def create_access_token(data: dict, expires_delta: timedelta | None = None) -> str:
payload = data.copy()
expire = datetime.now(timezone.utc) + (
expires_delta or timedelta(minutes=ACCESS_TOKEN_EXPIRE_MINUTES)
)
payload.update({"exp": expire})
return jwt.encode(payload, SECRET_KEY, algorithm=ALGORITHM)
def decode_token(token: str) -> TokenData:
try:
payload = jwt.decode(token, SECRET_KEY, algorithms=[ALGORITHM])
username: str = payload.get("sub")
if username is None:
raise ValueError("토큰에 사용자 정보 없음")
return TokenData(username=username)
except JWTError:
raise ValueError("유효하지 않은 토큰")
전체 인증 흐름
from fastapi import FastAPI, Depends, HTTPException, status
from fastapi.security import OAuth2PasswordBearer, OAuth2PasswordRequestForm
from passlib.context import CryptContext
from datetime import timedelta
from typing import Annotated
app = FastAPI()
pwd_context = CryptContext(schemes=["bcrypt"], deprecated="auto")
# OAuth2: 토큰을 Authorization: Bearer <token> 헤더에서 추출
oauth2_scheme = OAuth2PasswordBearer(tokenUrl="/auth/login")
# 사용자 DB (실제로는 DB 사용)
fake_users_db = {
"alice": {
"username": "alice",
"hashed_password": pwd_context.hash("password123"),
"email": "alice@example.com",
"role": "admin",
"disabled": False,
},
"bob": {
"username": "bob",
"hashed_password": pwd_context.hash("bobpass"),
"email": "bob@example.com",
"role": "user",
"disabled": False,
},
}
# 현재 사용자 의존성
async def get_current_user(
token: Annotated[str, Depends(oauth2_scheme)]
) -> dict:
credentials_exception = HTTPException(
status_code=status.HTTP_401_UNAUTHORIZED,
detail="인증 정보를 확인할 수 없습니다",
headers={"WWW-Authenticate": "Bearer"},
)
try:
token_data = decode_token(token)
except ValueError:
raise credentials_exception
user = fake_users_db.get(token_data.username)

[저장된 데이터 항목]
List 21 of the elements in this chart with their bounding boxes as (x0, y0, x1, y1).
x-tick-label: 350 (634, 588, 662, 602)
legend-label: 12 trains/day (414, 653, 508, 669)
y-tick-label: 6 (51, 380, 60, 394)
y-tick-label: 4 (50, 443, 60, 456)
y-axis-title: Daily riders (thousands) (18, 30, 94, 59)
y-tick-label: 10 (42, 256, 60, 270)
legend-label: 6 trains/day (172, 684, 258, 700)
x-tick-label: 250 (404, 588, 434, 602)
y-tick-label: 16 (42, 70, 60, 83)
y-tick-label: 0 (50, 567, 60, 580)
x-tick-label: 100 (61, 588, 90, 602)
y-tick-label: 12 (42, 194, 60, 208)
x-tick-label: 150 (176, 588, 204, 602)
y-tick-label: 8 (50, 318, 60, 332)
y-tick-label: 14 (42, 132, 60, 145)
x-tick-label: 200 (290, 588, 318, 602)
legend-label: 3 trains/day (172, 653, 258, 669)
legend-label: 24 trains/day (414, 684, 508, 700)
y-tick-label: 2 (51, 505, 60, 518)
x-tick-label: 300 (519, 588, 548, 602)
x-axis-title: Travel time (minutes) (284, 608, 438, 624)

**작업 내용:**
1 – 발췌문의 fake_users_db에서 "alice" 항목이 가진 키를 빠짐없이 적으세요.
2 – 다음 진술이 발췌문과 맞는지 각각 예 또는 아니요로 답하고, 판단 근거가 되는 부분을 그대로 인용하세요. (a) bob의 role은 user이다. (b) 비밀번호 해싱 스킴으로 argon2를 쓴다. (c) OAuth2PasswordBearer의 tokenUrl은 /auth/login이다.

**작업별 답변:**
1 – username, hashed_password, email, role, disabled

2 –
(a) 예: 「"role": "user",」
(b) 아니요: 「schemes=["bcrypt"]」
(c) 예: 「tokenUrl="/auth/login"」